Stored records
_ _ _ _

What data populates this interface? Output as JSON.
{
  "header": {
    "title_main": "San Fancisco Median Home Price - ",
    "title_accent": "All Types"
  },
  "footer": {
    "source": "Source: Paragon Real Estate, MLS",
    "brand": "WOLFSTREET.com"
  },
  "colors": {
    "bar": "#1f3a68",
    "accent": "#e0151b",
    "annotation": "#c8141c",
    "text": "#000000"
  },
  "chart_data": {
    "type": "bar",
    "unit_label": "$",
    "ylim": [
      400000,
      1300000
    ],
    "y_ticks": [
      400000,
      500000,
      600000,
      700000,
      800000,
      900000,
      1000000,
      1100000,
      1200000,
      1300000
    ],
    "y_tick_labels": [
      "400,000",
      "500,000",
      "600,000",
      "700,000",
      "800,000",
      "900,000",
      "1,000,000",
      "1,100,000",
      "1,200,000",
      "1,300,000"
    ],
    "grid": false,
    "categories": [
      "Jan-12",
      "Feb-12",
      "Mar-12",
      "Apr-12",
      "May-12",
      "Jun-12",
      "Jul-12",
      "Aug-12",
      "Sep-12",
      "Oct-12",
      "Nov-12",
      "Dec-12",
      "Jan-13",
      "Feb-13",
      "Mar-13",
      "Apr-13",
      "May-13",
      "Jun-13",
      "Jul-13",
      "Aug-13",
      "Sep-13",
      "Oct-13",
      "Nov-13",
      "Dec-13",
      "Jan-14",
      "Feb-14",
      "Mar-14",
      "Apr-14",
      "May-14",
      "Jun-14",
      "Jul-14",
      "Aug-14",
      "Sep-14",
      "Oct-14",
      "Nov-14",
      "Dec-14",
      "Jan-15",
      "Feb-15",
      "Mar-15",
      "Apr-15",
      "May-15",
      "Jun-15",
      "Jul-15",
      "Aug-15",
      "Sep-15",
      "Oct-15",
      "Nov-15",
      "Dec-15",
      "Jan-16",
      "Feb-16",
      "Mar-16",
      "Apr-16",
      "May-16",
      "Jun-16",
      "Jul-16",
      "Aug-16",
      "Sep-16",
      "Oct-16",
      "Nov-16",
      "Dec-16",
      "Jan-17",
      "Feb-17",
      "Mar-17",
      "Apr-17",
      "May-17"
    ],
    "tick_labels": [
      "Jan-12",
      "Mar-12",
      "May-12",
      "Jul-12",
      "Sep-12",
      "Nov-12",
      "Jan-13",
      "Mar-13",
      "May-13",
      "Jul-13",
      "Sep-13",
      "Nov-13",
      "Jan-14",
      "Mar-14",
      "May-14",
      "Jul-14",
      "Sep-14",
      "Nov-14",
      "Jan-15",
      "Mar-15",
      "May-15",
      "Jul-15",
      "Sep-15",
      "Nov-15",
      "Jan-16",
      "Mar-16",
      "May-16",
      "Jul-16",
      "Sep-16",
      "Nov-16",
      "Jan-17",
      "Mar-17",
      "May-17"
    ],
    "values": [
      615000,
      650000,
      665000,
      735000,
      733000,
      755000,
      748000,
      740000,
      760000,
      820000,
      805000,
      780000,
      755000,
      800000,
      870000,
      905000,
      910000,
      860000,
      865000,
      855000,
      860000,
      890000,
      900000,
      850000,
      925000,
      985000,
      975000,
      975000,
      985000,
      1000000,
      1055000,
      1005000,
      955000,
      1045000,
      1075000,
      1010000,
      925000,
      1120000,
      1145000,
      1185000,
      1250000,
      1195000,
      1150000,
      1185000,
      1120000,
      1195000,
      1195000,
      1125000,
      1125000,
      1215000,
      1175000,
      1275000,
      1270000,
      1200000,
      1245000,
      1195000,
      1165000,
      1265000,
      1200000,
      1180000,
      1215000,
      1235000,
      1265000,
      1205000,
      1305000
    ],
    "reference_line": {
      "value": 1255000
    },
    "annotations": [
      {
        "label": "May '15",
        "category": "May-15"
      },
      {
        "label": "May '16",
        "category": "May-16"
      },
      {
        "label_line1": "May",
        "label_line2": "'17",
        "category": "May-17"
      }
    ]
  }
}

_ _ _ _

• TASK DETAILS: Can you reproduce all the material exactly?

• EXPECTED ANSWER:
What data populates this interface? Output as JSON.
{
  "header": {
    "title_main": "San Fancisco Median Home Price - ",
    "title_accent": "All Types"
  },
  "footer": {
    "source": "Source: Paragon Real Estate, MLS",
    "brand": "WOLFSTREET.com"
  },
  "colors": {
    "bar": "#1f3a68",
    "accent": "#e0151b",
    "annotation": "#c8141c",
    "text": "#000000"
  },
  "chart_data": {
    "type": "bar",
    "unit_label": "$",
    "ylim": [
      400000,
      1300000
    ],
    "y_ticks": [
      400000,
      500000,
      600000,
      700000,
      800000,
      900000,
      1000000,
      1100000,
      1200000,
      1300000
    ],
    "y_tick_labels": [
      "400,000",
      "500,000",
      "600,000",
      "700,000",
      "800,000",
      "900,000",
      "1,000,000",
      "1,100,000",
      "1,200,000",
      "1,300,000"
    ],
    "grid": false,
    "categories": [
      "Jan-12",
      "Feb-12",
      "Mar-12",
      "Apr-12",
      "May-12",
      "Jun-12",
      "Jul-12",
      "Aug-12",
      "Sep-12",
      "Oct-12",
      "Nov-12",
      "Dec-12",
      "Jan-13",
      "Feb-13",
      "Mar-13",
      "Apr-13",
      "May-13",
      "Jun-13",
      "Jul-13",
      "Aug-13",
      "Sep-13",
      "Oct-13",
      "Nov-13",
      "Dec-13",
      "Jan-14",
      "Feb-14",
      "Mar-14",
      "Apr-14",
      "May-14",
      "Jun-14",
      "Jul-14",
      "Aug-14",
      "Sep-14",
      "Oct-14",
      "Nov-14",
      "Dec-14",
      "Jan-15",
      "Feb-15",
      "Mar-15",
      "Apr-15",
      "May-15",
      "Jun-15",
      "Jul-15",
      "Aug-15",
      "Sep-15",
      "Oct-15",
      "Nov-15",
      "Dec-15",
      "Jan-16",
      "Feb-16",
      "Mar-16",
      "Apr-16",
      "May-16",
      "Jun-16",
      "Jul-16",
      "Aug-16",
      "Sep-16",
      "Oct-16",
      "Nov-16",
      "Dec-16",
      "Jan-17",
      "Feb-17",
      "Mar-17",
      "Apr-17",
      "May-17"
    ],
    "tick_labels": [
      "Jan-12",
      "Mar-12",
      "May-12",
      "Jul-12",
      "Sep-12",
      "Nov-12",
      "Jan-13",
      "Mar-13",
      "May-13",
      "Jul-13",
      "Sep-13",
      "Nov-13",
      "Jan-14",
      "Mar-14",
      "May-14",
      "Jul-14",
      "Sep-14",
      "Nov-14",
      "Jan-15",
      "Mar-15",
      "May-15",
      "Jul-15",
      "Sep-15",
      "Nov-15",
      "Jan-16",
      "Mar-16",
      "May-16",
      "Jul-16",
      "Sep-16",
      "Nov-16",
      "Jan-17",
      "Mar-17",
      "May-17"
    ],
    "values": [
      615000,
      650000,
      665000,
      735000,
      733000,
      755000,
      748000,
      740000,
      760000,
      820000,
      805000,
      780000,
      755000,
      800000,
      870000,
      905000,
      910000,
      860000,
      865000,
      855000,
      860000,
      890000,
      900000,
      850000,
      925000,
      985000,
      975000,
      975000,
      985000,
      1000000,
      1055000,
      1005000,
      955000,
      1045000,
      1075000,
      1010000,
      925000,
      1120000,
      1145000,
      1185000,
      1250000,
      1195000,
      1150000,
      1185000,
      1120000,
      1195000,
      1195000,
      1125000,
      1125000,
      1215000,
      1175000,
      1275000,
      1270000,
      1200000,
      1245000,
      1195000,
      1165000,
      1265000,
      1200000,
      1180000,
      1215000,
      1235000,
      1265000,
      1205000,
      1305000
    ],
    "reference_line": {
      "value": 1255000
    },
    "annotations": [
      {
        "label": "May '15",
        "category": "May-15"
      },
      {
        "label": "May '16",
        "category": "May-16"
      },
      {
        "label_line1": "May",
        "label_line2": "'17",
        "category": "May-17"
      }
    ]
  }
}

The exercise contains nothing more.